# Stated problem
Find all lines in the listing that include the word "Свойства", then copy them.

(Records from a dataset)
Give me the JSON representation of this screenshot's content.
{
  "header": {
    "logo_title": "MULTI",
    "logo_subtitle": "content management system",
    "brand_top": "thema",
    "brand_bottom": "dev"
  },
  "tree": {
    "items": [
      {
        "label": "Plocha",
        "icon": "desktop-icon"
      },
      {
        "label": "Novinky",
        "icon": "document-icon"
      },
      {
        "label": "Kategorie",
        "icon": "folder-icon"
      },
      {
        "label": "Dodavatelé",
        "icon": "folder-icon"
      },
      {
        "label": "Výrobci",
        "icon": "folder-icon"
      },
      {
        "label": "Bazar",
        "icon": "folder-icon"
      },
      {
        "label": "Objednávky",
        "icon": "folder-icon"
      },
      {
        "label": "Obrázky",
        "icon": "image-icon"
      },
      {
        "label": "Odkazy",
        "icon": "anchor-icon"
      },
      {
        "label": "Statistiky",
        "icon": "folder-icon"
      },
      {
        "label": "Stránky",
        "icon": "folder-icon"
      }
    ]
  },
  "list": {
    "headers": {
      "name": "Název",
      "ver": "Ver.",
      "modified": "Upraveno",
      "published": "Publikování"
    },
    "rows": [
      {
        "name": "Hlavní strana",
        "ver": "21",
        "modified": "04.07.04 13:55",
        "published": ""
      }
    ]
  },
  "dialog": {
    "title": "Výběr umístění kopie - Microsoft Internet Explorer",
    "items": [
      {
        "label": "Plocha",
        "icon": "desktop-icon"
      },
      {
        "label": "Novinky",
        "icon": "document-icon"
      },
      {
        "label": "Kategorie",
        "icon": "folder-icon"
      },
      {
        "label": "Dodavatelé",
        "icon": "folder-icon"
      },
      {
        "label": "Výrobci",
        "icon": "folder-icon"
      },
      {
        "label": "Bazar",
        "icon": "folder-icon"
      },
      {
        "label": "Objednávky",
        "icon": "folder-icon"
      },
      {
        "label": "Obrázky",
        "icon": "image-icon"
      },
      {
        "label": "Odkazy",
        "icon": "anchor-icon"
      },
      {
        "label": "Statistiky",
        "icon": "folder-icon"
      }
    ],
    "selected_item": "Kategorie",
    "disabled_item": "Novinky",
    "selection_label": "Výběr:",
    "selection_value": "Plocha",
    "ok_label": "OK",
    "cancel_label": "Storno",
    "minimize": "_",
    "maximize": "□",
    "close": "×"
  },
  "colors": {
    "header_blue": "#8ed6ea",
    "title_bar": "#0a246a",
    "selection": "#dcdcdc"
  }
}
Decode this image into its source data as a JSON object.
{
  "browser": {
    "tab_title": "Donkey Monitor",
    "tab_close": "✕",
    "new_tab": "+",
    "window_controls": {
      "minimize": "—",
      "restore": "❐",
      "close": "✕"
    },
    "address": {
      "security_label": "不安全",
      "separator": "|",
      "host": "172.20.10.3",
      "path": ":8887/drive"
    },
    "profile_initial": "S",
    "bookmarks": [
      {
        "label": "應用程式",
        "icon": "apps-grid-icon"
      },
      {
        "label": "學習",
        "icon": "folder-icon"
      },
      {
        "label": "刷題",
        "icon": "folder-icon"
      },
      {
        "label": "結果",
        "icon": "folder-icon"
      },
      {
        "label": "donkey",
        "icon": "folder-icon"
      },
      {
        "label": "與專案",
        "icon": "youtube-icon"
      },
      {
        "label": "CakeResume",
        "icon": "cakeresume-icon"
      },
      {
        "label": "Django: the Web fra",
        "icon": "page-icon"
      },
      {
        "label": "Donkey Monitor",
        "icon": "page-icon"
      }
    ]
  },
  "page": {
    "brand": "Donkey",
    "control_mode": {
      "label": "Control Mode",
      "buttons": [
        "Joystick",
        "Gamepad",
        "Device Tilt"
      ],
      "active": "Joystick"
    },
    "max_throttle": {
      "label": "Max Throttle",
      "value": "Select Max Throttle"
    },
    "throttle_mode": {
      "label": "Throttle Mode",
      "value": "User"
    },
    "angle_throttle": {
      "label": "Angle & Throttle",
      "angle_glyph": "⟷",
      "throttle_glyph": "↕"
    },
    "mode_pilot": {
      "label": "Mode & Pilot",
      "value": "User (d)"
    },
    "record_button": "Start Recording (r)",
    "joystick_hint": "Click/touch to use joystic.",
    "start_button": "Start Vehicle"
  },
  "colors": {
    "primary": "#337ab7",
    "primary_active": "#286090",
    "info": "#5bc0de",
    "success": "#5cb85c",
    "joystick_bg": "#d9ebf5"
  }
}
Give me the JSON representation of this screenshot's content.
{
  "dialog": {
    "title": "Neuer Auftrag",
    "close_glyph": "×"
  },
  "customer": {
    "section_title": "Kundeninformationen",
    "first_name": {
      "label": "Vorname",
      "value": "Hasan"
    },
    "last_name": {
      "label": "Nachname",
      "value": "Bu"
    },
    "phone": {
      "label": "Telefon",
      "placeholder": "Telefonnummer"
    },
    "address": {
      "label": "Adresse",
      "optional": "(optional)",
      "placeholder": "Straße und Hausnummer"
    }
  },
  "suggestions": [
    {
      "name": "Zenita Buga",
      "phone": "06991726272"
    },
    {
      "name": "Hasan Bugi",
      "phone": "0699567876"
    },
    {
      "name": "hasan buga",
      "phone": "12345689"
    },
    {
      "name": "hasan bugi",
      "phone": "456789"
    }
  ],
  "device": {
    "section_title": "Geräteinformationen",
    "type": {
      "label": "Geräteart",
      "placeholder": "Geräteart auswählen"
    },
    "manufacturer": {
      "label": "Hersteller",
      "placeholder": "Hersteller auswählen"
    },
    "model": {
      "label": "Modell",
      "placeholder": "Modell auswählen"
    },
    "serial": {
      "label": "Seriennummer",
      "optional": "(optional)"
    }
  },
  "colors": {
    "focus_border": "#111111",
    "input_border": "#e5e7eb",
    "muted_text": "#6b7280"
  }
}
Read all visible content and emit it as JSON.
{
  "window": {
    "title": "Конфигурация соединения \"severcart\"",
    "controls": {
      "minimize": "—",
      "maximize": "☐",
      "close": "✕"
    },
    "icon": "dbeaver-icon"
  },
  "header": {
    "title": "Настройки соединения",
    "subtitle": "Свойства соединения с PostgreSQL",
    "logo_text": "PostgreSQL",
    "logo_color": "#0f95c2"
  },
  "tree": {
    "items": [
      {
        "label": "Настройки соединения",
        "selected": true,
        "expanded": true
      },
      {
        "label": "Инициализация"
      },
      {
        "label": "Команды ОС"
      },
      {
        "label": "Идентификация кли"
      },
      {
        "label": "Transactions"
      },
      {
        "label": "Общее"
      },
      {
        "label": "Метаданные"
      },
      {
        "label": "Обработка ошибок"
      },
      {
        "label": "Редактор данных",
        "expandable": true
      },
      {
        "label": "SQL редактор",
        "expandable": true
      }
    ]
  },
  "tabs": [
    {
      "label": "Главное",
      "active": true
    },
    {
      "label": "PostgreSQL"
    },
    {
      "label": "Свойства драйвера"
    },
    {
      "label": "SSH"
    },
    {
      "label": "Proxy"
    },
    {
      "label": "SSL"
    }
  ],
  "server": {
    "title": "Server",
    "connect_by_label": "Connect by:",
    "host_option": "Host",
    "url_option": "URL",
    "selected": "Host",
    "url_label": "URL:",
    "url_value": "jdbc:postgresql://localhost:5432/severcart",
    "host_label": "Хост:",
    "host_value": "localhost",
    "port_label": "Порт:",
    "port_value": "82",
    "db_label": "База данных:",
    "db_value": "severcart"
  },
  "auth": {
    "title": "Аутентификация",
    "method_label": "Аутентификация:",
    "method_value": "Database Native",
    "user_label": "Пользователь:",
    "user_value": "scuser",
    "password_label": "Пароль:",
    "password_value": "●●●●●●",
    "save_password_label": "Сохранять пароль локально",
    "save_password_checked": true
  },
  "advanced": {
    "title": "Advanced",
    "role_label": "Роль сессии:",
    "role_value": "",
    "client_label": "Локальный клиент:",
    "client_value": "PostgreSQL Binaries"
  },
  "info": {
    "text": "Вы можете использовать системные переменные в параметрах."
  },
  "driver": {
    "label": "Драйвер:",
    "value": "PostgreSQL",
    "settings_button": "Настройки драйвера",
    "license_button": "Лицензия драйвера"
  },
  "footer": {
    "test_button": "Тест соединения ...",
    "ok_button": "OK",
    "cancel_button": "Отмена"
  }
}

# The result
    "subtitle": "Свойства соединения с PostgreSQL",
      "label": "Свойства драйвера"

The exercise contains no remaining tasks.